──────── INPUT RECORDS
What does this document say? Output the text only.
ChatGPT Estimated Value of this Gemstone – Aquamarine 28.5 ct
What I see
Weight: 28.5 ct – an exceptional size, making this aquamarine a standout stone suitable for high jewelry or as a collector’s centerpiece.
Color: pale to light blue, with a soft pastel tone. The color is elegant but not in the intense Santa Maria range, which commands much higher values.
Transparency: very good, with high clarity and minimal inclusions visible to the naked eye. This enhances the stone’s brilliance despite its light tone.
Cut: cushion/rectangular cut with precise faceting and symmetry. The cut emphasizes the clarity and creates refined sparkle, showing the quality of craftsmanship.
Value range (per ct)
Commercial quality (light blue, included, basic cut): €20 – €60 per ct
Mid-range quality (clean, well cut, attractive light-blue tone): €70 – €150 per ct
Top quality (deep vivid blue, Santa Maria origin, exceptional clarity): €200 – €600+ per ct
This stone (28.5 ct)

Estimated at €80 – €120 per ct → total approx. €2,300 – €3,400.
────────────────
Output every entry shown above, exactly.

What does this document say? Output the text only.
ChatGPT Estimated Value of this Gemstone – Aquamarine 28.5 ct
What I see
Weight: 28.5 ct – an exceptional size, making this aquamarine a standout stone suitable for high jewelry or as a collector’s centerpiece.
Color: pale to light blue, with a soft pastel tone. The color is elegant but not in the intense Santa Maria range, which commands much higher values.
Transparency: very good, with high clarity and minimal inclusions visible to the naked eye. This enhances the stone’s brilliance despite its light tone.
Cut: cushion/rectangular cut with precise faceting and symmetry. The cut emphasizes the clarity and creates refined sparkle, showing the quality of craftsmanship.
Value range (per ct)
Commercial quality (light blue, included, basic cut): €20 – €60 per ct
Mid-range quality (clean, well cut, attractive light-blue tone): €70 – €150 per ct
Top quality (deep vivid blue, Santa Maria origin, exceptional clarity): €200 – €600+ per ct
This stone (28.5 ct)

Estimated at €80 – €120 per ct → total approx. €2,300 – €3,400.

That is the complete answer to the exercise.